>>>>>

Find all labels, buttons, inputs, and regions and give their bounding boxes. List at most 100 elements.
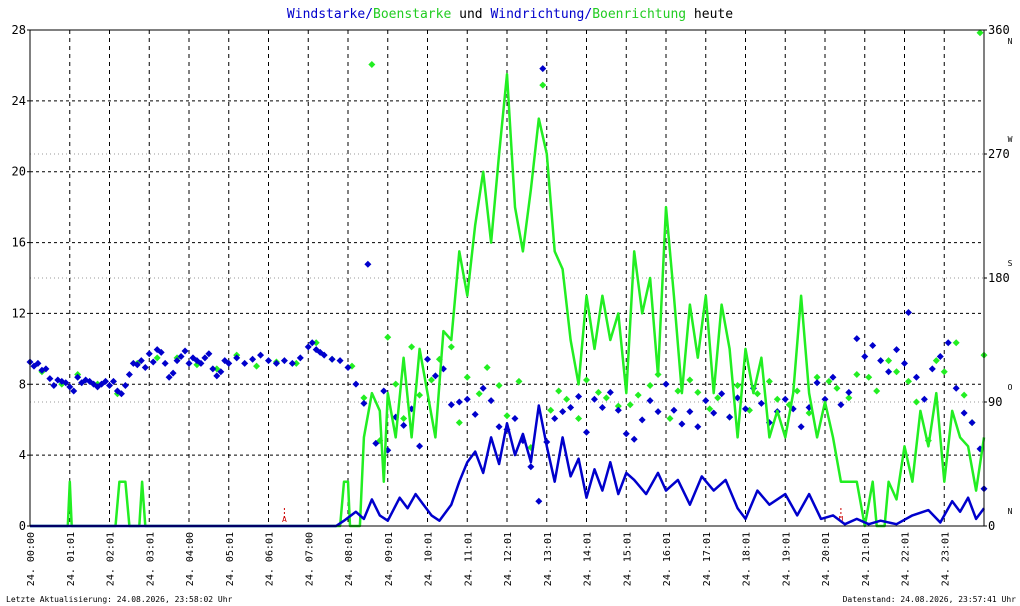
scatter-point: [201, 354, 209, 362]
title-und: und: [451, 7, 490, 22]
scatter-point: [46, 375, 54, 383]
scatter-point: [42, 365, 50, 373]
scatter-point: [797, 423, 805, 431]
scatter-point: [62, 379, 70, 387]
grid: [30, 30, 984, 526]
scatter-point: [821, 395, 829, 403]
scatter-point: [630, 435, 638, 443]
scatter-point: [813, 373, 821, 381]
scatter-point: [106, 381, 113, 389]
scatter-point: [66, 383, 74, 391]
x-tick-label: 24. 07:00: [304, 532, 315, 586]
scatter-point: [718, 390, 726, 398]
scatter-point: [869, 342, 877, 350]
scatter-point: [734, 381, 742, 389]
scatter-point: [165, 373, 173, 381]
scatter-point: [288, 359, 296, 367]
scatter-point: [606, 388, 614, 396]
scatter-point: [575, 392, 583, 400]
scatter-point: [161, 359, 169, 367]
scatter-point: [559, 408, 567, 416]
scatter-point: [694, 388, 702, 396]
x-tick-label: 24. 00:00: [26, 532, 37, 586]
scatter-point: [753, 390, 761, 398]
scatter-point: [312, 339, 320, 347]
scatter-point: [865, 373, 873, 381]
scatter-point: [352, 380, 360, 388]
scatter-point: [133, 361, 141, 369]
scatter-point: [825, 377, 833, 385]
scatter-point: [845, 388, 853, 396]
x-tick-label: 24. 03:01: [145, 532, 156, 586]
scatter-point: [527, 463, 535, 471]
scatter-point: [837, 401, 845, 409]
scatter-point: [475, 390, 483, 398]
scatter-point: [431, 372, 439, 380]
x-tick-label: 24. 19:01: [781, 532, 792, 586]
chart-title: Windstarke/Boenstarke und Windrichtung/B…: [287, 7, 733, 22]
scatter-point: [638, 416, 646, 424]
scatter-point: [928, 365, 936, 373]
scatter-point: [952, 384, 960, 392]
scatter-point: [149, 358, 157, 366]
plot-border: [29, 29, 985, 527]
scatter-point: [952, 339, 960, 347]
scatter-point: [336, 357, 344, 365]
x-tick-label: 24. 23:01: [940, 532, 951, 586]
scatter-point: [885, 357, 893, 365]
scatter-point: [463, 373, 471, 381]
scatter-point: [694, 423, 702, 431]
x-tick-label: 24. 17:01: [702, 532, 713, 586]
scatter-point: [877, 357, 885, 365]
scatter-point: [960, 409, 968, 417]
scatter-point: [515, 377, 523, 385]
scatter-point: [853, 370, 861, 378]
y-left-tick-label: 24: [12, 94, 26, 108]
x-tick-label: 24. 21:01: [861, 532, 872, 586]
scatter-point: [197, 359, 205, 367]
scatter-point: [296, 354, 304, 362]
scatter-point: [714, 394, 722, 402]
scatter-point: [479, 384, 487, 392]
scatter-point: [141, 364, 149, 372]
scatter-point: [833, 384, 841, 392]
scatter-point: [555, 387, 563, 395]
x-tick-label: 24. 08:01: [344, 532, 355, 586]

<<<<<

-- What the task requires --
Reproduce everything above verbatim, from the line containing "scatter-point: [201, 354, 209, 362]" down to the line containing "scatter-point: [133, 361, 141, 369]", with both of those lines included.

-- Exercise response --
scatter-point: [201, 354, 209, 362]
title-und: und: [451, 7, 490, 22]
scatter-point: [46, 375, 54, 383]
scatter-point: [42, 365, 50, 373]
scatter-point: [797, 423, 805, 431]
scatter-point: [62, 379, 70, 387]
grid: [30, 30, 984, 526]
scatter-point: [821, 395, 829, 403]
scatter-point: [630, 435, 638, 443]
scatter-point: [813, 373, 821, 381]
scatter-point: [106, 381, 113, 389]
scatter-point: [66, 383, 74, 391]
x-tick-label: 24. 07:00: [304, 532, 315, 586]
scatter-point: [718, 390, 726, 398]
scatter-point: [869, 342, 877, 350]
scatter-point: [734, 381, 742, 389]
scatter-point: [165, 373, 173, 381]
scatter-point: [288, 359, 296, 367]
scatter-point: [606, 388, 614, 396]
scatter-point: [575, 392, 583, 400]
scatter-point: [161, 359, 169, 367]
scatter-point: [559, 408, 567, 416]
scatter-point: [694, 388, 702, 396]
x-tick-label: 24. 00:00: [26, 532, 37, 586]
scatter-point: [753, 390, 761, 398]
scatter-point: [312, 339, 320, 347]
scatter-point: [865, 373, 873, 381]
scatter-point: [352, 380, 360, 388]
scatter-point: [133, 361, 141, 369]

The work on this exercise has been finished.